▶ TASK REQUIREMENTS
Copy the data that follows exactly. Include no pictures.
* * * *
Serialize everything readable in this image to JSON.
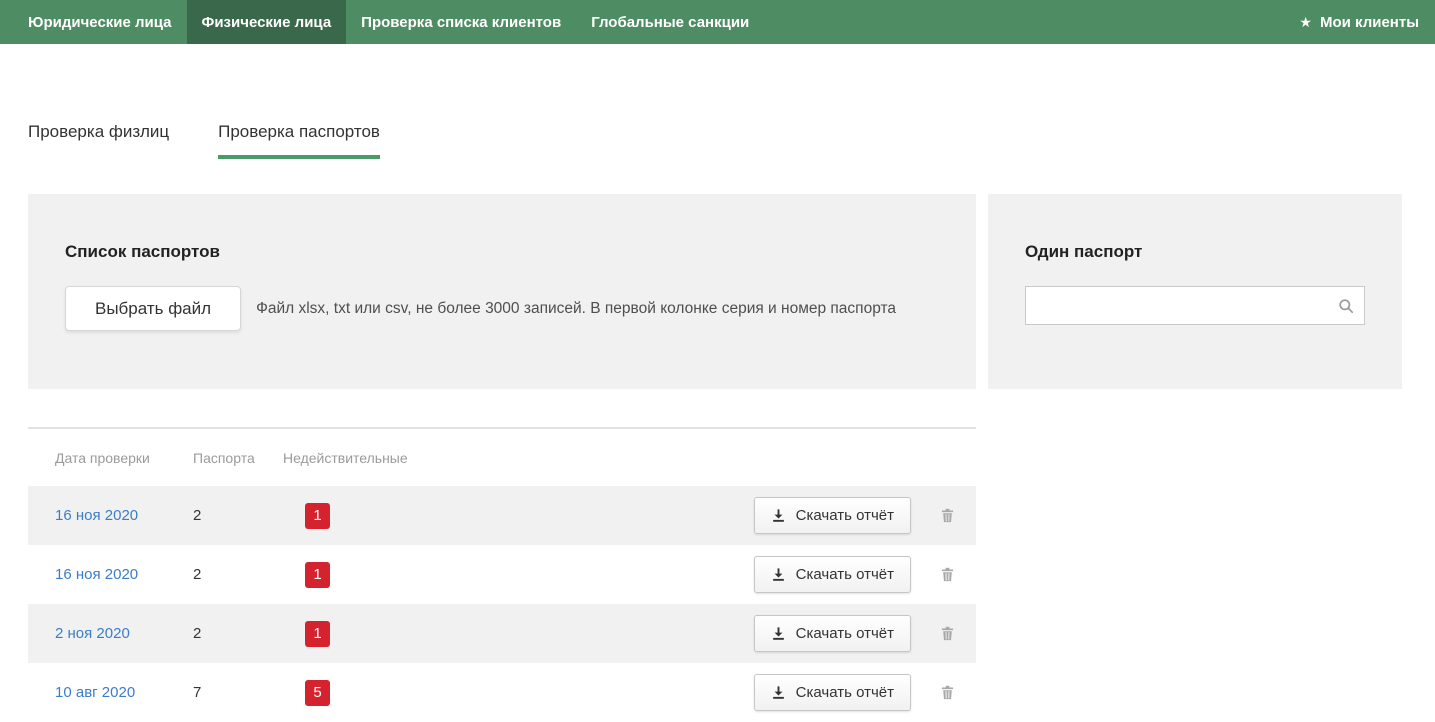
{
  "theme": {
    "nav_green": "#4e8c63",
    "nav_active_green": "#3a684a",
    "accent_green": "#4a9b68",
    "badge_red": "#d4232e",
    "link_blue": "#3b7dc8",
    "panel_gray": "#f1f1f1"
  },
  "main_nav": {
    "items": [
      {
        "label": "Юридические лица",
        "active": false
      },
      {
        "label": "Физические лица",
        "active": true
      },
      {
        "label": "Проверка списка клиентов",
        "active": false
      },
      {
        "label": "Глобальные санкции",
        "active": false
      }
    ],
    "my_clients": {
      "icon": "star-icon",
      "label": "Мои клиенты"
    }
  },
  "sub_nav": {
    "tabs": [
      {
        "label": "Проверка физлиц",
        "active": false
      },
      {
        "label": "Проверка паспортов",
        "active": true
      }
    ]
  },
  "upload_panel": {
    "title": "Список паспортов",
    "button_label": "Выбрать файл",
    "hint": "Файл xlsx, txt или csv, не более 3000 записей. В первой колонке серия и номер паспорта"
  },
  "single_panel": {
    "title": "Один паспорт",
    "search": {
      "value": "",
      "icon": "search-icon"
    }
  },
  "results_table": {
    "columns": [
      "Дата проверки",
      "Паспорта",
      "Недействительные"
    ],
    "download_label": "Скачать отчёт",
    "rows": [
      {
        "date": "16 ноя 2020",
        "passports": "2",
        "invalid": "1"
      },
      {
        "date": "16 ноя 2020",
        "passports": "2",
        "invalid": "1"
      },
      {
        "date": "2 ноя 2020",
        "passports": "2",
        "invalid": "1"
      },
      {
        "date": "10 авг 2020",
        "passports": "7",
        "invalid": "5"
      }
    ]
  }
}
* * * *
▶ EXERCISE RESPONSE
Serialize everything readable in this image to JSON.
{
  "theme": {
    "nav_green": "#4e8c63",
    "nav_active_green": "#3a684a",
    "accent_green": "#4a9b68",
    "badge_red": "#d4232e",
    "link_blue": "#3b7dc8",
    "panel_gray": "#f1f1f1"
  },
  "main_nav": {
    "items": [
      {
        "label": "Юридические лица",
        "active": false
      },
      {
        "label": "Физические лица",
        "active": true
      },
      {
        "label": "Проверка списка клиентов",
        "active": false
      },
      {
        "label": "Глобальные санкции",
        "active": false
      }
    ],
    "my_clients": {
      "icon": "star-icon",
      "label": "Мои клиенты"
    }
  },
  "sub_nav": {
    "tabs": [
      {
        "label": "Проверка физлиц",
        "active": false
      },
      {
        "label": "Проверка паспортов",
        "active": true
      }
    ]
  },
  "upload_panel": {
    "title": "Список паспортов",
    "button_label": "Выбрать файл",
    "hint": "Файл xlsx, txt или csv, не более 3000 записей. В первой колонке серия и номер паспорта"
  },
  "single_panel": {
    "title": "Один паспорт",
    "search": {
      "value": "",
      "icon": "search-icon"
    }
  },
  "results_table": {
    "columns": [
      "Дата проверки",
      "Паспорта",
      "Недействительные"
    ],
    "download_label": "Скачать отчёт",
    "rows": [
      {
        "date": "16 ноя 2020",
        "passports": "2",
        "invalid": "1"
      },
      {
        "date": "16 ноя 2020",
        "passports": "2",
        "invalid": "1"
      },
      {
        "date": "2 ноя 2020",
        "passports": "2",
        "invalid": "1"
      },
      {
        "date": "10 авг 2020",
        "passports": "7",
        "invalid": "5"
      }
    ]
  }
}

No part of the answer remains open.